[Collection entries]
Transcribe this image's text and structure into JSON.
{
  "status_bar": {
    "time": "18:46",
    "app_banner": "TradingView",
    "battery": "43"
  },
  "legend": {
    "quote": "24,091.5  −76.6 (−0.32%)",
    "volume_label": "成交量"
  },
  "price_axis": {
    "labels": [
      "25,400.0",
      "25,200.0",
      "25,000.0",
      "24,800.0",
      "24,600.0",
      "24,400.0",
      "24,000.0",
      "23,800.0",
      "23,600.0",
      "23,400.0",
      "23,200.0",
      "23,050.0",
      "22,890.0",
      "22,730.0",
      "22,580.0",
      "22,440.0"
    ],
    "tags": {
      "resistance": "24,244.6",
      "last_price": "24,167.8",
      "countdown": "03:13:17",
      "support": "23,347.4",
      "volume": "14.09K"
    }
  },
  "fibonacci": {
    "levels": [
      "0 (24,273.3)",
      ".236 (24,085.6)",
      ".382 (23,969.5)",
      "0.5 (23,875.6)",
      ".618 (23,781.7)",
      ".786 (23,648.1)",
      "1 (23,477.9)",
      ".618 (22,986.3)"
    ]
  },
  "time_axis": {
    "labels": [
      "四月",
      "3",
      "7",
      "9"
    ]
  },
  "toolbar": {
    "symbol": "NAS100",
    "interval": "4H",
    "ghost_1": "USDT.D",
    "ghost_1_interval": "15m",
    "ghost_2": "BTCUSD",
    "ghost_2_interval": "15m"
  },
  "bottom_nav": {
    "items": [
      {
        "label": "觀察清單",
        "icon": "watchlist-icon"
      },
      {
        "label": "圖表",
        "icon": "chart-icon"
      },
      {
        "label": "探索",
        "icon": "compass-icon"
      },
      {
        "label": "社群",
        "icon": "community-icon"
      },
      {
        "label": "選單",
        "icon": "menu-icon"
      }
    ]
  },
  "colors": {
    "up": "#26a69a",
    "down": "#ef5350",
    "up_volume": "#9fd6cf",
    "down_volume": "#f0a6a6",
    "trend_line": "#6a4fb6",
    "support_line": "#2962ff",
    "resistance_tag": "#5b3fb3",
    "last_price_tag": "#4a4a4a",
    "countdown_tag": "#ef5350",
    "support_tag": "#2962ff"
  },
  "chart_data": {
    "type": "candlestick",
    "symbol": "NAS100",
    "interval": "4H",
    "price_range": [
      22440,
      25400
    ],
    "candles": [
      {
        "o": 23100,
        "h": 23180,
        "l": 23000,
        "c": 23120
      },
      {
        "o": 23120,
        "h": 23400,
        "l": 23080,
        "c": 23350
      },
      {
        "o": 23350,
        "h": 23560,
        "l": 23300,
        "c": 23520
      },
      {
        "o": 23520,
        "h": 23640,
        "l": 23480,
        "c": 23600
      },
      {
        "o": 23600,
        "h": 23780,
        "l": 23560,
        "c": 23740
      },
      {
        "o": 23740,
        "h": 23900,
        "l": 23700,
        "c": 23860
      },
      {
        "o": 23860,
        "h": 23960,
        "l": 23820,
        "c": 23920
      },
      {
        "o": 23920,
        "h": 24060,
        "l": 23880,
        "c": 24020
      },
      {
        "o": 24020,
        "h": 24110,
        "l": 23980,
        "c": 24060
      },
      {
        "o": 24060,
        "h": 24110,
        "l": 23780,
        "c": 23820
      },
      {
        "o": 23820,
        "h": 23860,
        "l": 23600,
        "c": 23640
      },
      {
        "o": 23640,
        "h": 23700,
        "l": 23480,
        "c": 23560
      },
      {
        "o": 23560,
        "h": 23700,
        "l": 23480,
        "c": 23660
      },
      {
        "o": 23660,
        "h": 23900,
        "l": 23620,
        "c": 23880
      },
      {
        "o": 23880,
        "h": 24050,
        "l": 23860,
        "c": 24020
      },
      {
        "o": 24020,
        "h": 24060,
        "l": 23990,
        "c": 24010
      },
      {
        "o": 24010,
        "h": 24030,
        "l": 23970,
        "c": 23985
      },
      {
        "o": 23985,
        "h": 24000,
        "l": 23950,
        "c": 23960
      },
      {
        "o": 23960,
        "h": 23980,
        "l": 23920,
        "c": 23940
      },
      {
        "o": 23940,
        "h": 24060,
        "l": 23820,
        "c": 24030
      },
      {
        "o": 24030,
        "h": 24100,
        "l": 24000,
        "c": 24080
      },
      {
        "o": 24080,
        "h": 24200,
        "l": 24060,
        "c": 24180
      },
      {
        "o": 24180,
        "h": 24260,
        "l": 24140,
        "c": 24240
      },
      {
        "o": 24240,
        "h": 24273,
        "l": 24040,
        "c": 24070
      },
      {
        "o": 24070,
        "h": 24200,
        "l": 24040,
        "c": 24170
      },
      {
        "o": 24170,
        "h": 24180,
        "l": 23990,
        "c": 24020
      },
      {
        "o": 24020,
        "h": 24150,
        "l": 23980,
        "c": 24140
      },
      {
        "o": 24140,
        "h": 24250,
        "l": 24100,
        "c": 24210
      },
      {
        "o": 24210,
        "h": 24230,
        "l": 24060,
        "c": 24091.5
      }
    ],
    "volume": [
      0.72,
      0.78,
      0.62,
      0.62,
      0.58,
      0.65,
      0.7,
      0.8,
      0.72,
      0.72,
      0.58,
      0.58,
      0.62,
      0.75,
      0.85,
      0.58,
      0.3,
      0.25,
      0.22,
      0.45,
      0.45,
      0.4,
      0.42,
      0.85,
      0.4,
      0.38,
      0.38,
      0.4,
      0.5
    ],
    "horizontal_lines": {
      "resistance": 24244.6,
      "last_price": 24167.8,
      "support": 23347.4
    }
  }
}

# Work instructions
Write out the data again, exactly and in full.

# Answer to this task
Transcribe this image's text and structure into JSON.
{
  "status_bar": {
    "time": "18:46",
    "app_banner": "TradingView",
    "battery": "43"
  },
  "legend": {
    "quote": "24,091.5  −76.6 (−0.32%)",
    "volume_label": "成交量"
  },
  "price_axis": {
    "labels": [
      "25,400.0",
      "25,200.0",
      "25,000.0",
      "24,800.0",
      "24,600.0",
      "24,400.0",
      "24,000.0",
      "23,800.0",
      "23,600.0",
      "23,400.0",
      "23,200.0",
      "23,050.0",
      "22,890.0",
      "22,730.0",
      "22,580.0",
      "22,440.0"
    ],
    "tags": {
      "resistance": "24,244.6",
      "last_price": "24,167.8",
      "countdown": "03:13:17",
      "support": "23,347.4",
      "volume": "14.09K"
    }
  },
  "fibonacci": {
    "levels": [
      "0 (24,273.3)",
      ".236 (24,085.6)",
      ".382 (23,969.5)",
      "0.5 (23,875.6)",
      ".618 (23,781.7)",
      ".786 (23,648.1)",
      "1 (23,477.9)",
      ".618 (22,986.3)"
    ]
  },
  "time_axis": {
    "labels": [
      "四月",
      "3",
      "7",
      "9"
    ]
  },
  "toolbar": {
    "symbol": "NAS100",
    "interval": "4H",
    "ghost_1": "USDT.D",
    "ghost_1_interval": "15m",
    "ghost_2": "BTCUSD",
    "ghost_2_interval": "15m"
  },
  "bottom_nav": {
    "items": [
      {
        "label": "觀察清單",
        "icon": "watchlist-icon"
      },
      {
        "label": "圖表",
        "icon": "chart-icon"
      },
      {
        "label": "探索",
        "icon": "compass-icon"
      },
      {
        "label": "社群",
        "icon": "community-icon"
      },
      {
        "label": "選單",
        "icon": "menu-icon"
      }
    ]
  },
  "colors": {
    "up": "#26a69a",
    "down": "#ef5350",
    "up_volume": "#9fd6cf",
    "down_volume": "#f0a6a6",
    "trend_line": "#6a4fb6",
    "support_line": "#2962ff",
    "resistance_tag": "#5b3fb3",
    "last_price_tag": "#4a4a4a",
    "countdown_tag": "#ef5350",
    "support_tag": "#2962ff"
  },
  "chart_data": {
    "type": "candlestick",
    "symbol": "NAS100",
    "interval": "4H",
    "price_range": [
      22440,
      25400
    ],
    "candles": [
      {
        "o": 23100,
        "h": 23180,
        "l": 23000,
        "c": 23120
      },
      {
        "o": 23120,
        "h": 23400,
        "l": 23080,
        "c": 23350
      },
      {
        "o": 23350,
        "h": 23560,
        "l": 23300,
        "c": 23520
      },
      {
        "o": 23520,
        "h": 23640,
        "l": 23480,
        "c": 23600
      },
      {
        "o": 23600,
        "h": 23780,
        "l": 23560,
        "c": 23740
      },
      {
        "o": 23740,
        "h": 23900,
        "l": 23700,
        "c": 23860
      },
      {
        "o": 23860,
        "h": 23960,
        "l": 23820,
        "c": 23920
      },
      {
        "o": 23920,
        "h": 24060,
        "l": 23880,
        "c": 24020
      },
      {
        "o": 24020,
        "h": 24110,
        "l": 23980,
        "c": 24060
      },
      {
        "o": 24060,
        "h": 24110,
        "l": 23780,
        "c": 23820
      },
      {
        "o": 23820,
        "h": 23860,
        "l": 23600,
        "c": 23640
      },
      {
        "o": 23640,
        "h": 23700,
        "l": 23480,
        "c": 23560
      },
      {
        "o": 23560,
        "h": 23700,
        "l": 23480,
        "c": 23660
      },
      {
        "o": 23660,
        "h": 23900,
        "l": 23620,
        "c": 23880
      },
      {
        "o": 23880,
        "h": 24050,
        "l": 23860,
        "c": 24020
      },
      {
        "o": 24020,
        "h": 24060,
        "l": 23990,
        "c": 24010
      },
      {
        "o": 24010,
        "h": 24030,
        "l": 23970,
        "c": 23985
      },
      {
        "o": 23985,
        "h": 24000,
        "l": 23950,
        "c": 23960
      },
      {
        "o": 23960,
        "h": 23980,
        "l": 23920,
        "c": 23940
      },
      {
        "o": 23940,
        "h": 24060,
        "l": 23820,
        "c": 24030
      },
      {
        "o": 24030,
        "h": 24100,
        "l": 24000,
        "c": 24080
      },
      {
        "o": 24080,
        "h": 24200,
        "l": 24060,
        "c": 24180
      },
      {
        "o": 24180,
        "h": 24260,
        "l": 24140,
        "c": 24240
      },
      {
        "o": 24240,
        "h": 24273,
        "l": 24040,
        "c": 24070
      },
      {
        "o": 24070,
        "h": 24200,
        "l": 24040,
        "c": 24170
      },
      {
        "o": 24170,
        "h": 24180,
        "l": 23990,
        "c": 24020
      },
      {
        "o": 24020,
        "h": 24150,
        "l": 23980,
        "c": 24140
      },
      {
        "o": 24140,
        "h": 24250,
        "l": 24100,
        "c": 24210
      },
      {
        "o": 24210,
        "h": 24230,
        "l": 24060,
        "c": 24091.5
      }
    ],
    "volume": [
      0.72,
      0.78,
      0.62,
      0.62,
      0.58,
      0.65,
      0.7,
      0.8,
      0.72,
      0.72,
      0.58,
      0.58,
      0.62,
      0.75,
      0.85,
      0.58,
      0.3,
      0.25,
      0.22,
      0.45,
      0.45,
      0.4,
      0.42,
      0.85,
      0.4,
      0.38,
      0.38,
      0.4,
      0.5
    ],
    "horizontal_lines": {
      "resistance": 24244.6,
      "last_price": 24167.8,
      "support": 23347.4
    }
  }
}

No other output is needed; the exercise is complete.